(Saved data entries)

- - - - - - -

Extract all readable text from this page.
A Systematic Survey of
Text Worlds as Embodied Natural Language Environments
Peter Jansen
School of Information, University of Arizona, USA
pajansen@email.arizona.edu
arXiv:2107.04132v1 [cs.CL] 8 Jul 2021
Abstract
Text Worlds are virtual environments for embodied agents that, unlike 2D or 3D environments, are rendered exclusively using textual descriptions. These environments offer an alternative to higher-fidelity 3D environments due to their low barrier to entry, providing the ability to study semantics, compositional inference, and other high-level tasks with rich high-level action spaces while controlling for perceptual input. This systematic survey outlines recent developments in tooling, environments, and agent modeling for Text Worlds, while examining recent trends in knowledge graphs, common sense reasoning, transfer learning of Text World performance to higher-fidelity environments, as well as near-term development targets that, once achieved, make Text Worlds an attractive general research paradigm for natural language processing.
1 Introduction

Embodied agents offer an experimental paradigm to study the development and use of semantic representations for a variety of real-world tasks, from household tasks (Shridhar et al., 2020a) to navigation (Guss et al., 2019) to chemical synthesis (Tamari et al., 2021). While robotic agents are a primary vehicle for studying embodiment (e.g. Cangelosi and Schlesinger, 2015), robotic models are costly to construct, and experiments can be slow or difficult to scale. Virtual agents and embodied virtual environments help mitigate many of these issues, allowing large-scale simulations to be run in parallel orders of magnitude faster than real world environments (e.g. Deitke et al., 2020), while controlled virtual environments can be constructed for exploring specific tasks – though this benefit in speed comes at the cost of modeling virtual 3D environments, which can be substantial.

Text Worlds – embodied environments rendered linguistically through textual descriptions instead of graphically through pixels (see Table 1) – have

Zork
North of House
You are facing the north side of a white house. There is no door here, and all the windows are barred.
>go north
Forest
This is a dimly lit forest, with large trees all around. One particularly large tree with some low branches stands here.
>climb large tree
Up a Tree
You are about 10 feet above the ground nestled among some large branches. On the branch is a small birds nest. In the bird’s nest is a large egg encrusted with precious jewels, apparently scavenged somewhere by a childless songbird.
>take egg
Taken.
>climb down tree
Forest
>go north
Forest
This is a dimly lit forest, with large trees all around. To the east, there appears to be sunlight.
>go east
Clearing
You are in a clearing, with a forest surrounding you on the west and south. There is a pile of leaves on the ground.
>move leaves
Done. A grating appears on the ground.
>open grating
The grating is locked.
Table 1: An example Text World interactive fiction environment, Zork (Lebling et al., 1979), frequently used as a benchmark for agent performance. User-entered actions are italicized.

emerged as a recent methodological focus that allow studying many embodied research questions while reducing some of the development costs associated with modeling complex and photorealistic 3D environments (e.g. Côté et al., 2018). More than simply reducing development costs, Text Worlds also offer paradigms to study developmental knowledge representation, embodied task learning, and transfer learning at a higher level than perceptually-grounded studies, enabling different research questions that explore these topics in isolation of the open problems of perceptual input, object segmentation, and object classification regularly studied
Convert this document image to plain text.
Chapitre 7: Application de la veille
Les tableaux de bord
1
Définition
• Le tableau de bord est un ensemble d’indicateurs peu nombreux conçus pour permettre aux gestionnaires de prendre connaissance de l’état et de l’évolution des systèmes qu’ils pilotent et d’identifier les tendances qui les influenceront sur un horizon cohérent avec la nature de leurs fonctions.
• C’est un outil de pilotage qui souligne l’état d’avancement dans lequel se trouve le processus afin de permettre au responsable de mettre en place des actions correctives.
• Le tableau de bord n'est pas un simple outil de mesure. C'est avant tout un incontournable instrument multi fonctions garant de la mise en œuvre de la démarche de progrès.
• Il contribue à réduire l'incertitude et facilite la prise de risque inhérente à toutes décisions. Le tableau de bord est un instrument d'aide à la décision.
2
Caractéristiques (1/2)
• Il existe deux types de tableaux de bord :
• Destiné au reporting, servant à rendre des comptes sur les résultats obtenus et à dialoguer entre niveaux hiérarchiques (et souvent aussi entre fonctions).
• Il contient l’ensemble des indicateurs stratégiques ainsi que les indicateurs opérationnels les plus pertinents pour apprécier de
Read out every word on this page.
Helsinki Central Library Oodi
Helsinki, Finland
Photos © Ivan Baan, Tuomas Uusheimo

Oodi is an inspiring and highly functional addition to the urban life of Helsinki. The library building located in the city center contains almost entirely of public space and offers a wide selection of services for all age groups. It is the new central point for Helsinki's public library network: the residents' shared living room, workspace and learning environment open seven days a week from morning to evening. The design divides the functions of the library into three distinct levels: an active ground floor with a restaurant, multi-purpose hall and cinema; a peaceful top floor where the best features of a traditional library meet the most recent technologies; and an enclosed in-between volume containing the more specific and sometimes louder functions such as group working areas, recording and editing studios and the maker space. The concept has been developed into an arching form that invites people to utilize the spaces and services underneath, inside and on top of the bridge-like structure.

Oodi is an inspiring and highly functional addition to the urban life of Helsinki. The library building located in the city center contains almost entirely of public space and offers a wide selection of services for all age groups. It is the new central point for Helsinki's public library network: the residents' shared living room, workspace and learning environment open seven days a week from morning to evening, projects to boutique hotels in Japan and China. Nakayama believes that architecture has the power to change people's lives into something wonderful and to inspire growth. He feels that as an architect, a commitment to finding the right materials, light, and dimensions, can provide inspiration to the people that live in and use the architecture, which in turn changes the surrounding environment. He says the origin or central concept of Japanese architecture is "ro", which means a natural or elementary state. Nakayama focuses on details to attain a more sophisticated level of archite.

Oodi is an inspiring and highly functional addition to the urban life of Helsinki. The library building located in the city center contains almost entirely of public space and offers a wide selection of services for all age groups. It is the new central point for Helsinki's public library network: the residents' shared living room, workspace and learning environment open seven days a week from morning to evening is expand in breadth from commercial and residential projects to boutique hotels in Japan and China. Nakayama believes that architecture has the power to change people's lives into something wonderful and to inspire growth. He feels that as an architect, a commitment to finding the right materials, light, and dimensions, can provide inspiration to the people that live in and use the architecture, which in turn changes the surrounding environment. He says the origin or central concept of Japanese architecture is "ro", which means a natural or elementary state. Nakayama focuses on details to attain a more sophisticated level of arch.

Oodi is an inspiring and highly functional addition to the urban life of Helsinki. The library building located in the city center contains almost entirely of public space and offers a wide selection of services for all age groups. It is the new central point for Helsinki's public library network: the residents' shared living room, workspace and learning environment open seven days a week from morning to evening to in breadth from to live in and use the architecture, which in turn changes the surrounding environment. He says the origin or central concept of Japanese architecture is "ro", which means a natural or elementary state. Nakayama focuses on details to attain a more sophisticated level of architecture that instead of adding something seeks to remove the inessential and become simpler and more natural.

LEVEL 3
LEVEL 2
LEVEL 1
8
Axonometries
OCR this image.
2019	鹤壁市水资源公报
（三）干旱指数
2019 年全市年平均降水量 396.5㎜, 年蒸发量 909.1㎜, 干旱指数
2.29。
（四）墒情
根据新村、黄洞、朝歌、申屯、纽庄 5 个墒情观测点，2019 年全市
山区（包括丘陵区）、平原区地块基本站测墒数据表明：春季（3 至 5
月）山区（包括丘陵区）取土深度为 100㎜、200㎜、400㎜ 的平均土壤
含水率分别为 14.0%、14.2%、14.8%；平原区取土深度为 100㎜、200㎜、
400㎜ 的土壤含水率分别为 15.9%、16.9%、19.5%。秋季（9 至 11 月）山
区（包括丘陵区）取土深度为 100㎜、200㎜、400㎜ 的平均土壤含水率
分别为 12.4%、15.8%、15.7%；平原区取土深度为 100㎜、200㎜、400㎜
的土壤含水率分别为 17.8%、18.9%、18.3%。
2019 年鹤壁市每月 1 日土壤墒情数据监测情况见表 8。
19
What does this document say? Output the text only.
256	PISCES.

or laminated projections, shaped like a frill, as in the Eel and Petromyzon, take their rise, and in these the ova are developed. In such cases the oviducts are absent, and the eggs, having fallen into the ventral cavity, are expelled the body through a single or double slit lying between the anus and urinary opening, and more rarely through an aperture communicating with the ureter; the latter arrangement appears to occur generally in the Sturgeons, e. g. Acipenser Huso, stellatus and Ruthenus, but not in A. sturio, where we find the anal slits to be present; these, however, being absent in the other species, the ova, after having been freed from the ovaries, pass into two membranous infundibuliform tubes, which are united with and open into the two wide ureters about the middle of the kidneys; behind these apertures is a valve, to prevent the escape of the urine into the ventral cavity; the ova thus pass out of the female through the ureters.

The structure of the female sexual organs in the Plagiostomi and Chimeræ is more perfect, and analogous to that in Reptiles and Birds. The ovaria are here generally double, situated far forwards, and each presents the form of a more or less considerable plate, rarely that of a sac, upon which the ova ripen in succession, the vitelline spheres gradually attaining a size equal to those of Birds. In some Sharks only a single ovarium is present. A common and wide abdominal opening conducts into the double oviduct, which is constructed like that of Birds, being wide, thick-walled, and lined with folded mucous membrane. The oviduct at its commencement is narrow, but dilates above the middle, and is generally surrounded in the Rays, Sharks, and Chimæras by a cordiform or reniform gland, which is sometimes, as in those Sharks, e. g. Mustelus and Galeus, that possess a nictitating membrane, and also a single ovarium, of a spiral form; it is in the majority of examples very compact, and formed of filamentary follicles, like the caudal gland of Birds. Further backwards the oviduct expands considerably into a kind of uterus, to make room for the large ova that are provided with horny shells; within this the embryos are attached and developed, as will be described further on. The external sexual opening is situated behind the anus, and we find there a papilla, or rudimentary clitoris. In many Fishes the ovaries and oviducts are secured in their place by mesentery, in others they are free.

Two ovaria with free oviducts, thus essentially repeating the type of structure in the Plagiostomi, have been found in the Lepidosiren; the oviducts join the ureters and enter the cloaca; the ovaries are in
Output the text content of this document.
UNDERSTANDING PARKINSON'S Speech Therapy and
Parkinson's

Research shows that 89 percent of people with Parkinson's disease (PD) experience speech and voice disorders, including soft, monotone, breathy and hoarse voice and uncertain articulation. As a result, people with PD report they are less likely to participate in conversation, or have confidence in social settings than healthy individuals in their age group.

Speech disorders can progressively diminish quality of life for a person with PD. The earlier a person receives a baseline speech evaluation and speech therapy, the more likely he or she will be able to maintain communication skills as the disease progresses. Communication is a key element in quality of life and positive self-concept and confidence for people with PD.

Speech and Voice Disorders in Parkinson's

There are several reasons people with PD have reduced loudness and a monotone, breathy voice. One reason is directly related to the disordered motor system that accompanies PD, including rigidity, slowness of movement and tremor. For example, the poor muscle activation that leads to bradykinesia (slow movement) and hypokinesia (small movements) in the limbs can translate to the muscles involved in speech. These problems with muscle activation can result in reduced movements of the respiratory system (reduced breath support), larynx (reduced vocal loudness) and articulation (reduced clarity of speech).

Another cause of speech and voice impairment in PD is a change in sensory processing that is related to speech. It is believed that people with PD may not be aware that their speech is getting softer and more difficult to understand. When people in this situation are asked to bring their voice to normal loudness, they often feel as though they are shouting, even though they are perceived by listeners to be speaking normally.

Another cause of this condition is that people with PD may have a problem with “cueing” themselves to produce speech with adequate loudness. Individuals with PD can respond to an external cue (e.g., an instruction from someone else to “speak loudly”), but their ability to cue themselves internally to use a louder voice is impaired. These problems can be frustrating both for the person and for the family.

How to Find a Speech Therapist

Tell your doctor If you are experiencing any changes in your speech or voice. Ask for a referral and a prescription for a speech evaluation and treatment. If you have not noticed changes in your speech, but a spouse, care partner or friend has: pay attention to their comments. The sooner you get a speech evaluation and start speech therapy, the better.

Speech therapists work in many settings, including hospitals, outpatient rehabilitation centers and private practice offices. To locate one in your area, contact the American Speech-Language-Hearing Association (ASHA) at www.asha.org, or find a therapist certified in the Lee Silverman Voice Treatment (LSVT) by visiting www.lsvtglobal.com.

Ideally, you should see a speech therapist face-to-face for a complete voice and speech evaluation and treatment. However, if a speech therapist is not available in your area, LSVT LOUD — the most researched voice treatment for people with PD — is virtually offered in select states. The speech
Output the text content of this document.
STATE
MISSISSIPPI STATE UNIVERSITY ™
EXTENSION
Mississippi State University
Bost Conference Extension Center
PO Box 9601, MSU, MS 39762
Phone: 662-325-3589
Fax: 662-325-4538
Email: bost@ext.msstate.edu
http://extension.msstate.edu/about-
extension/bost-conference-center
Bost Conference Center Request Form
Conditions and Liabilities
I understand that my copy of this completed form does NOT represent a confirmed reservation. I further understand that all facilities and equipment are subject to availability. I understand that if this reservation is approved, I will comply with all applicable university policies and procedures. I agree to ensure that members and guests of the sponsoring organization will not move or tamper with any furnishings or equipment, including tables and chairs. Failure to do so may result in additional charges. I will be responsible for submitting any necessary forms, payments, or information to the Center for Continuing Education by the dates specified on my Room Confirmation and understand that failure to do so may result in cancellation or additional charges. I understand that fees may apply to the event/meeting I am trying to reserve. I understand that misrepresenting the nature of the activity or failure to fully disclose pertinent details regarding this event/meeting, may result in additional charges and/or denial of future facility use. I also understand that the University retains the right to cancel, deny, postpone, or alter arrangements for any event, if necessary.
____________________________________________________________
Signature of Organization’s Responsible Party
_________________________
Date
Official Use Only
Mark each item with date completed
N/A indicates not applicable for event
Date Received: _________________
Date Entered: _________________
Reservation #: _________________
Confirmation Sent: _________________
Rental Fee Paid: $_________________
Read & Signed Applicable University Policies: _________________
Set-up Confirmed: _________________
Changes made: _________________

- - - - - - -

#### Stated task:
Search the entries for the string "page" and collect each line that has it.

#### Full output:
Extract all readable text from this page.
Read out every word on this page.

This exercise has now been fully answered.